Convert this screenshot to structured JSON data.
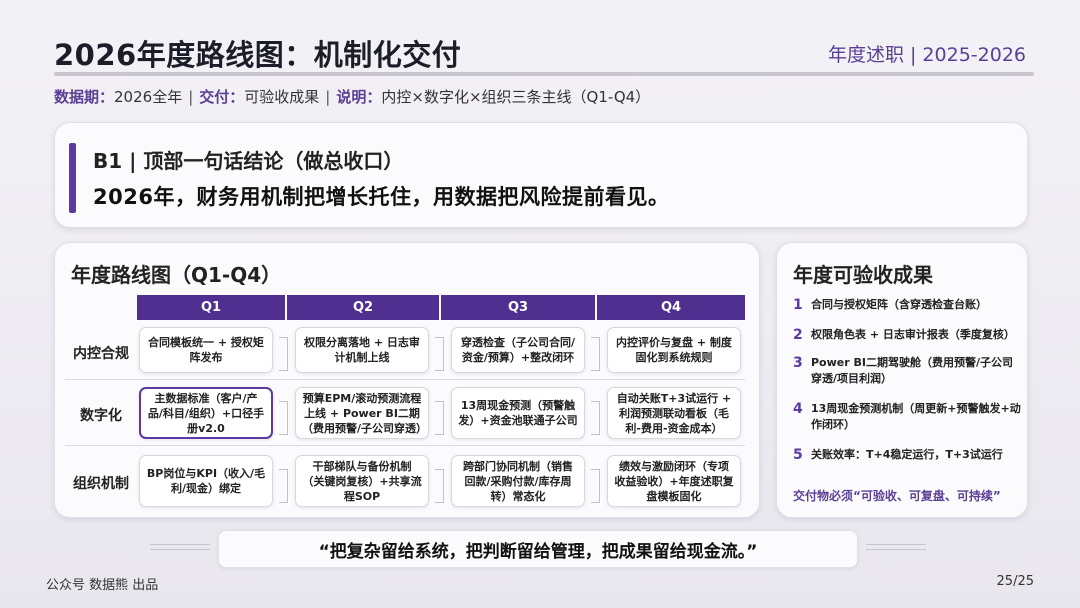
{
  "header": {
    "title": "2026年度路线图：机制化交付",
    "top_right": "年度述职 | 2025-2026"
  },
  "meta": {
    "k1": "数据期：",
    "v1": "2026全年",
    "k2": "交付：",
    "v2": "可验收成果",
    "k3": "说明：",
    "v3": "内控×数字化×组织三条主线（Q1-Q4）",
    "sep": "|"
  },
  "b1": {
    "heading": "B1 | 顶部一句话结论（做总收口）",
    "body": "2026年，财务用机制把增长托住，用数据把风险提前看见。"
  },
  "roadmap": {
    "heading": "年度路线图（Q1-Q4）",
    "quarters": [
      "Q1",
      "Q2",
      "Q3",
      "Q4"
    ],
    "rows": [
      {
        "label": "内控合规",
        "cells": [
          "合同模板统一 + 授权矩阵发布",
          "权限分离落地 + 日志审计机制上线",
          "穿透检查（子公司合同/资金/预算）+整改闭环",
          "内控评价与复盘 + 制度固化到系统规则"
        ]
      },
      {
        "label": "数字化",
        "cells": [
          "主数据标准（客户/产品/科目/组织）+口径手册v2.0",
          "预算EPM/滚动预测流程上线 + Power BI二期（费用预警/子公司穿透）",
          "13周现金预测（预警触发）+资金池联通子公司",
          "自动关账T+3试运行 + 利润预测联动看板（毛利-费用-资金成本）"
        ]
      },
      {
        "label": "组织机制",
        "cells": [
          "BP岗位与KPI（收入/毛利/现金）绑定",
          "干部梯队与备份机制（关键岗复核）+共享流程SOP",
          "跨部门协同机制（销售回款/采购付款/库存周转）常态化",
          "绩效与激励闭环（专项收益验收）+年度述职复盘模板固化"
        ]
      }
    ]
  },
  "acceptance": {
    "heading": "年度可验收成果",
    "items": [
      {
        "n": "1",
        "t": "合同与授权矩阵（含穿透检查台账）"
      },
      {
        "n": "2",
        "t": "权限角色表 + 日志审计报表（季度复核）"
      },
      {
        "n": "3",
        "t": "Power BI二期驾驶舱（费用预警/子公司穿透/项目利润）"
      },
      {
        "n": "4",
        "t": "13周现金预测机制（周更新+预警触发+动作闭环）"
      },
      {
        "n": "5",
        "t": "关账效率：T+4稳定运行，T+3试运行"
      }
    ],
    "footer": "交付物必须“可验收、可复盘、可持续”"
  },
  "quote": "“把复杂留给系统，把判断留给管理，把成果留给现金流。”",
  "footer": {
    "left": "公众号 数据熊 出品",
    "right": "25/25"
  },
  "colors": {
    "accent": "#5c3aa1",
    "header_bar": "#4f2f8f"
  }
}
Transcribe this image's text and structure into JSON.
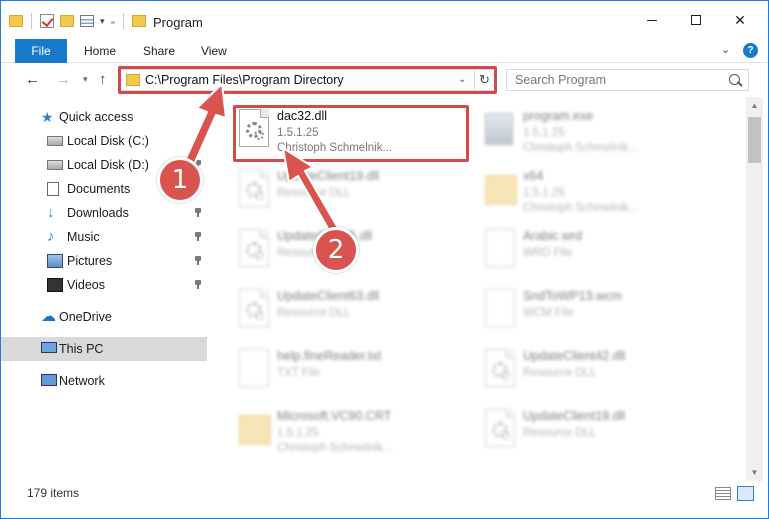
{
  "window": {
    "title": "Program",
    "colors": {
      "accent": "#1979ca",
      "highlight": "#d24a4a"
    }
  },
  "ribbon": {
    "tabs": [
      {
        "label": "File"
      },
      {
        "label": "Home"
      },
      {
        "label": "Share"
      },
      {
        "label": "View"
      }
    ]
  },
  "address": {
    "path": "C:\\Program Files\\Program Directory",
    "search_placeholder": "Search Program"
  },
  "nav": {
    "items": [
      {
        "label": "Quick access",
        "icon": "star-icon"
      },
      {
        "label": "Local Disk (C:)",
        "icon": "disk-icon",
        "pinned": true
      },
      {
        "label": "Local Disk (D:)",
        "icon": "disk-icon",
        "pinned": true
      },
      {
        "label": "Documents",
        "icon": "documents-icon",
        "pinned": true
      },
      {
        "label": "Downloads",
        "icon": "downloads-icon",
        "pinned": true
      },
      {
        "label": "Music",
        "icon": "music-icon",
        "pinned": true
      },
      {
        "label": "Pictures",
        "icon": "pictures-icon",
        "pinned": true
      },
      {
        "label": "Videos",
        "icon": "videos-icon",
        "pinned": true
      },
      {
        "label": "OneDrive",
        "icon": "onedrive-icon"
      },
      {
        "label": "This PC",
        "icon": "pc-icon",
        "selected": true
      },
      {
        "label": "Network",
        "icon": "network-icon"
      }
    ]
  },
  "files": [
    {
      "name": "dac32.dll",
      "line1": "1.5.1.25",
      "line2": "Christoph Schmelnik...",
      "icon": "dll-file-icon"
    },
    {
      "name": "program.exe",
      "line1": "1.5.1.25",
      "line2": "Christoph Schmelnik...",
      "icon": "exe-file-icon"
    },
    {
      "name": "UpdateClient19.dll",
      "line1": "Resource DLL",
      "line2": "",
      "icon": "dll-file-icon"
    },
    {
      "name": "x64",
      "line1": "1.5.1.25",
      "line2": "Christoph Schmelnik...",
      "icon": "folder-icon"
    },
    {
      "name": "UpdateClient5.dll",
      "line1": "Resource DLL",
      "line2": "",
      "icon": "dll-file-icon"
    },
    {
      "name": "Arabic.wrd",
      "line1": "WRD File",
      "line2": "",
      "icon": "plain-file-icon"
    },
    {
      "name": "UpdateClient63.dll",
      "line1": "Resource DLL",
      "line2": "",
      "icon": "dll-file-icon"
    },
    {
      "name": "SndToWP13.wcm",
      "line1": "WCM File",
      "line2": "",
      "icon": "plain-file-icon"
    },
    {
      "name": "help.fineReader.txt",
      "line1": "TXT File",
      "line2": "",
      "icon": "plain-file-icon"
    },
    {
      "name": "UpdateClient42.dll",
      "line1": "Resource DLL",
      "line2": "",
      "icon": "dll-file-icon"
    },
    {
      "name": "Microsoft.VC90.CRT",
      "line1": "1.5.1.25",
      "line2": "Christoph Schmelnik...",
      "icon": "folder-icon"
    },
    {
      "name": "UpdateClient19.dll",
      "line1": "Resource DLL",
      "line2": "",
      "icon": "dll-file-icon"
    }
  ],
  "status": {
    "count": "179 items"
  },
  "callouts": {
    "one": "1",
    "two": "2"
  }
}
◆ ◆ ◆ ◆
> **INSTRUCTIONS FOR THE TASK**
Filter the listing for the word "子公司穿透" and copy every line that holds it.

> **SOLUTION TO THE EXERCISE**
          "预算EPM/滚动预测流程上线 + Power BI二期（费用预警/子公司穿透）",
        "t": "Power BI二期驾驶舱（费用预警/子公司穿透/项目利润）"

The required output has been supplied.